** WORK TO DO **
Copy each line that holds "деятельность".

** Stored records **
start
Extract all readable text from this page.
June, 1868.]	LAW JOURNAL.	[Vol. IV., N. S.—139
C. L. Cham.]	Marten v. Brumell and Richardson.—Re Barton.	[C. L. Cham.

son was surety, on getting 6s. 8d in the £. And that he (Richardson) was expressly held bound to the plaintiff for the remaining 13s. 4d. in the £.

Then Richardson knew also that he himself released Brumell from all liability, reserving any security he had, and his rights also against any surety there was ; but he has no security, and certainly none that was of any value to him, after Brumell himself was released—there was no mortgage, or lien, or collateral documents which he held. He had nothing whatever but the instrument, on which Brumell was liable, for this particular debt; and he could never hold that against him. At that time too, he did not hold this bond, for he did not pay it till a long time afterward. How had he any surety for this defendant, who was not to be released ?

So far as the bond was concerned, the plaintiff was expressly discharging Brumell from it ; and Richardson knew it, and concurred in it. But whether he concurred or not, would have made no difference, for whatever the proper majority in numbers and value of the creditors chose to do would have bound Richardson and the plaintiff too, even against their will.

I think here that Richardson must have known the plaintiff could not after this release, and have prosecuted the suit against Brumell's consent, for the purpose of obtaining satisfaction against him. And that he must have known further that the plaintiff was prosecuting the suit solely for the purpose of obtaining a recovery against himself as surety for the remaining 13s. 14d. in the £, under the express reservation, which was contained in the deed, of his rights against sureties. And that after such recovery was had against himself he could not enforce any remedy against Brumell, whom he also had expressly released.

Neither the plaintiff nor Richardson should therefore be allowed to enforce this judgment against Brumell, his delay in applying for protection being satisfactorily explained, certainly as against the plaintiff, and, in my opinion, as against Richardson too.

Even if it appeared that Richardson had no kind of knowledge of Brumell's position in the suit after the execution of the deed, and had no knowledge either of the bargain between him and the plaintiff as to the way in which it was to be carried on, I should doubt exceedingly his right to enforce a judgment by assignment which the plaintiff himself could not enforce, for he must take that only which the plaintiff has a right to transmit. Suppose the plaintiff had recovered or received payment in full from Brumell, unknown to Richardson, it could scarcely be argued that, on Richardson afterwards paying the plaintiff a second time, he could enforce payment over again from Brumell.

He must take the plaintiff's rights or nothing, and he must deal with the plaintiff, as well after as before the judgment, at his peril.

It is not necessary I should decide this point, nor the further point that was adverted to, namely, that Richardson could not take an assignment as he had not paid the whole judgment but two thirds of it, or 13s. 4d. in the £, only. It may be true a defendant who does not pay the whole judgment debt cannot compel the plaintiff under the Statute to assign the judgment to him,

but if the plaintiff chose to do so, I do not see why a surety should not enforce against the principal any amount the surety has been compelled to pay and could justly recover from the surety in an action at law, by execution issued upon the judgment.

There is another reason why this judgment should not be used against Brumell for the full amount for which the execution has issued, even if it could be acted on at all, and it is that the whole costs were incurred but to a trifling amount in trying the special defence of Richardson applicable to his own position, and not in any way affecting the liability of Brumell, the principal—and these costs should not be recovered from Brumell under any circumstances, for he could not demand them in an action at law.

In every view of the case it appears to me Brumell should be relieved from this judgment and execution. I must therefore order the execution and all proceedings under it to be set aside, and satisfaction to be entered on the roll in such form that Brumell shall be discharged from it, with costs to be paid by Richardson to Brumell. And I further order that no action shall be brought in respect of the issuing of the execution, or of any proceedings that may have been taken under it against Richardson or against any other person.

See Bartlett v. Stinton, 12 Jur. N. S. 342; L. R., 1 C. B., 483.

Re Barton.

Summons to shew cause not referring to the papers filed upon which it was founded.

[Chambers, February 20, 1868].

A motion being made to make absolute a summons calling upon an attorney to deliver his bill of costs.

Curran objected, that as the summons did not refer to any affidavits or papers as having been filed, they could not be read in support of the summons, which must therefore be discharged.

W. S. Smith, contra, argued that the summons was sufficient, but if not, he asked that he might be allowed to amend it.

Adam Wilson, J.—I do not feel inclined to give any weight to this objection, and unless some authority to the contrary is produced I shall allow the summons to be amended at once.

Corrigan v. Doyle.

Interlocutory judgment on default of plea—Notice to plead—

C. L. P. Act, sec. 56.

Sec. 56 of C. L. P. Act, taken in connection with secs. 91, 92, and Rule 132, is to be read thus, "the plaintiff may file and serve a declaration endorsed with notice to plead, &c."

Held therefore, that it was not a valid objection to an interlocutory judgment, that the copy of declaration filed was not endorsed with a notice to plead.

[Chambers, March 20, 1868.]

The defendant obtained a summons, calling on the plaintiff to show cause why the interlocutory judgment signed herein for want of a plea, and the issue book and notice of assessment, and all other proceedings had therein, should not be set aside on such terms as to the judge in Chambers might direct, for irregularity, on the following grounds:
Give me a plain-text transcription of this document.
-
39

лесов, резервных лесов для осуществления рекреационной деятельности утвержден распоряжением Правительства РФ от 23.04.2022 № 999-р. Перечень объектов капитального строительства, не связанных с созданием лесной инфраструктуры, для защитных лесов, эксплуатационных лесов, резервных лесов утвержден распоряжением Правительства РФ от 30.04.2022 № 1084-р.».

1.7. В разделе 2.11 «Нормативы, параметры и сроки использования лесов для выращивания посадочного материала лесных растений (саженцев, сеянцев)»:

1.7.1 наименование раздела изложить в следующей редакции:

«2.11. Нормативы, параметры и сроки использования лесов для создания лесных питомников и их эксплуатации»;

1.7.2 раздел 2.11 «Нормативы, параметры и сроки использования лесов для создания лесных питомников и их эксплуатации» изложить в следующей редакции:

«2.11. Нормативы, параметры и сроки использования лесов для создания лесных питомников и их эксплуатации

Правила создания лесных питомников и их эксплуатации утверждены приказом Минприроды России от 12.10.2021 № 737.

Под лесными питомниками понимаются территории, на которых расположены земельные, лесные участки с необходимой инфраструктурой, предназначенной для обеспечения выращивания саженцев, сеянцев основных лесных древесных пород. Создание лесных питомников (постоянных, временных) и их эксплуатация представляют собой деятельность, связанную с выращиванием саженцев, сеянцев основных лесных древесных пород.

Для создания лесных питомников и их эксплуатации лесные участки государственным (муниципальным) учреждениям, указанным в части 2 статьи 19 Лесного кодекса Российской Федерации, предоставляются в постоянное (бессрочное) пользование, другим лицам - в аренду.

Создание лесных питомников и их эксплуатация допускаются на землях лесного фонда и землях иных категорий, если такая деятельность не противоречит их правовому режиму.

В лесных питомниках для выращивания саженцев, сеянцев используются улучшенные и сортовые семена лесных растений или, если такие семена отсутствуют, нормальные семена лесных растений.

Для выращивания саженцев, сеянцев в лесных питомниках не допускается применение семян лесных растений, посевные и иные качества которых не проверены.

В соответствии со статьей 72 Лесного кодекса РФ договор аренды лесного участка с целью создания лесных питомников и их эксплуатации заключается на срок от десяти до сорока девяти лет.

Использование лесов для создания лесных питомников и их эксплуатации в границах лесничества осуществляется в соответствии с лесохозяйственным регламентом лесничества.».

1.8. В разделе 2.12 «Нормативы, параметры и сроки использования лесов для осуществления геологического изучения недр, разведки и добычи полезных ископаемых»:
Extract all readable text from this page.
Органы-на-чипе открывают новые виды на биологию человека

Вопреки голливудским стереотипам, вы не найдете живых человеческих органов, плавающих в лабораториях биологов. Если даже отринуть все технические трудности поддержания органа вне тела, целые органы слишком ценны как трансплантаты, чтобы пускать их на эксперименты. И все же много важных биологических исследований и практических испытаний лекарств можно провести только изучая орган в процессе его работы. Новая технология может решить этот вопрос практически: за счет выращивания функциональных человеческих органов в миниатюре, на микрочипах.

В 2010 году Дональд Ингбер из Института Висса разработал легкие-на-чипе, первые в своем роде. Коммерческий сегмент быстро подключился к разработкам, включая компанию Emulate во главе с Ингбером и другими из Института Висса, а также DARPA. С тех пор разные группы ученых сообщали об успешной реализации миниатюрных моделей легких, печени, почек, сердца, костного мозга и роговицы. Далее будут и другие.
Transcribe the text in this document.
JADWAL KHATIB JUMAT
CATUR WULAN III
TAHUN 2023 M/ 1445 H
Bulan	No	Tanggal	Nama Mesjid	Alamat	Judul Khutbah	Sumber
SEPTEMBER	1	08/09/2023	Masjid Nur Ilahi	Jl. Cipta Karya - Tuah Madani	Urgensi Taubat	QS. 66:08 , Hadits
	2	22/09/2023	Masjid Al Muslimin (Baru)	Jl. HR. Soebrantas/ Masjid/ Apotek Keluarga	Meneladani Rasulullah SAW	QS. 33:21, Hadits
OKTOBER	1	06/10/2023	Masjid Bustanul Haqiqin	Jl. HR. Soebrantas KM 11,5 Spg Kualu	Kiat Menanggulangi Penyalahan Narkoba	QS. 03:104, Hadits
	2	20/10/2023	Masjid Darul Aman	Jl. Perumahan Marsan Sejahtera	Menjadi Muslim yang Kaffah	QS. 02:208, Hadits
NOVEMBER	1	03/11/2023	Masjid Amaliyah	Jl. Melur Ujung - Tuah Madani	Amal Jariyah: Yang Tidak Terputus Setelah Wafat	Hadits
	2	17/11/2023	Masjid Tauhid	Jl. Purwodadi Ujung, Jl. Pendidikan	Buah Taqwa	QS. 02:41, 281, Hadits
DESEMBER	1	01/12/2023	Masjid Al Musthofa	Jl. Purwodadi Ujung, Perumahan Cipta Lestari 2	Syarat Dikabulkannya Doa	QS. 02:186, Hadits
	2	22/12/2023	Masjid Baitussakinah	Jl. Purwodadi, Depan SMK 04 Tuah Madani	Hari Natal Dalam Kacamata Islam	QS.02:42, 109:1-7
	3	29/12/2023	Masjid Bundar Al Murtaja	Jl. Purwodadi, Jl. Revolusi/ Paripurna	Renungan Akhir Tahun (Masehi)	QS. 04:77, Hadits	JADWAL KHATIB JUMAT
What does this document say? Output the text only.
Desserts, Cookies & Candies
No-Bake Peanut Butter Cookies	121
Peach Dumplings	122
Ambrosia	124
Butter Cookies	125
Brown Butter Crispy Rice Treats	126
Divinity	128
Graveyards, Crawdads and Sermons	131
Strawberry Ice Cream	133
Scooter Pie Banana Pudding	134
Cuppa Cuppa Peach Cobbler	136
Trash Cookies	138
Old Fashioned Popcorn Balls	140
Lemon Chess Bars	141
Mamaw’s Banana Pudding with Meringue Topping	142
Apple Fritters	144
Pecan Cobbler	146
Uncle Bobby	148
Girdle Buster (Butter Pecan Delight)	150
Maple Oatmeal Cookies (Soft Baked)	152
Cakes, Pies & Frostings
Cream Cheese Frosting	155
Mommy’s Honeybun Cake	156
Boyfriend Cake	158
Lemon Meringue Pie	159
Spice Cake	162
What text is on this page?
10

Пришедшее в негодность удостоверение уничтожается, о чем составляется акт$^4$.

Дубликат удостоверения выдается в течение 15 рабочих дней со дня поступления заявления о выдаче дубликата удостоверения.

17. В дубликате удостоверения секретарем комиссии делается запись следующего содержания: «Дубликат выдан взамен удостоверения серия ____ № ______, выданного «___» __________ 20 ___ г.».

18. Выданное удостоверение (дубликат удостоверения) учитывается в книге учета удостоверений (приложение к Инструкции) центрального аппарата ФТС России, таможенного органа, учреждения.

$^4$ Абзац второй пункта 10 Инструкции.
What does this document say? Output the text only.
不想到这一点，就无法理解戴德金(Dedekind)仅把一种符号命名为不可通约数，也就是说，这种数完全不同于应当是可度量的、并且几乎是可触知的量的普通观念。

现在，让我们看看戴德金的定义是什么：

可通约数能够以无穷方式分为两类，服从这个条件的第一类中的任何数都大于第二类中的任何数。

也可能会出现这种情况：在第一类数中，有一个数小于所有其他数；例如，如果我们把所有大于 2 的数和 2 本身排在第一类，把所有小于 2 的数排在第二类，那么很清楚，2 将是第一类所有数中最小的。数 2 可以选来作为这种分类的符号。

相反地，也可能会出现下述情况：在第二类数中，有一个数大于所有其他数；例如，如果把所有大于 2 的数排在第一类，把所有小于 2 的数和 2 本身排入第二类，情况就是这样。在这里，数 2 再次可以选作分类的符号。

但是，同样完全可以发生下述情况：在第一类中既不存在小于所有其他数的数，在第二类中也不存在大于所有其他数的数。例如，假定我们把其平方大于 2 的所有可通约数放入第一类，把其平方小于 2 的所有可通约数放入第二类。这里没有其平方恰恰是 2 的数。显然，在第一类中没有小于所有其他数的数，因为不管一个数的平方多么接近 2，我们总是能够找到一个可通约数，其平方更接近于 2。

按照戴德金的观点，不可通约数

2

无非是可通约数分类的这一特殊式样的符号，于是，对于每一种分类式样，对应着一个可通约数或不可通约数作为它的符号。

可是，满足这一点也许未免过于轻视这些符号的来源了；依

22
end
** EXERCISE OUTPUT **
Под лесными питомниками понимаются территории, на которых расположены земельные, лесные участки с необходимой инфраструктурой, предназначенной для обеспечения выращивания саженцев, сеянцев основных лесных древесных пород. Создание лесных питомников (постоянных, временных) и их эксплуатация представляют собой деятельность, связанную с выращиванием саженцев, сеянцев основных лесных древесных пород.
Создание лесных питомников и их эксплуатация допускаются на землях лесного фонда и землях иных категорий, если такая деятельность не противоречит их правовому режиму.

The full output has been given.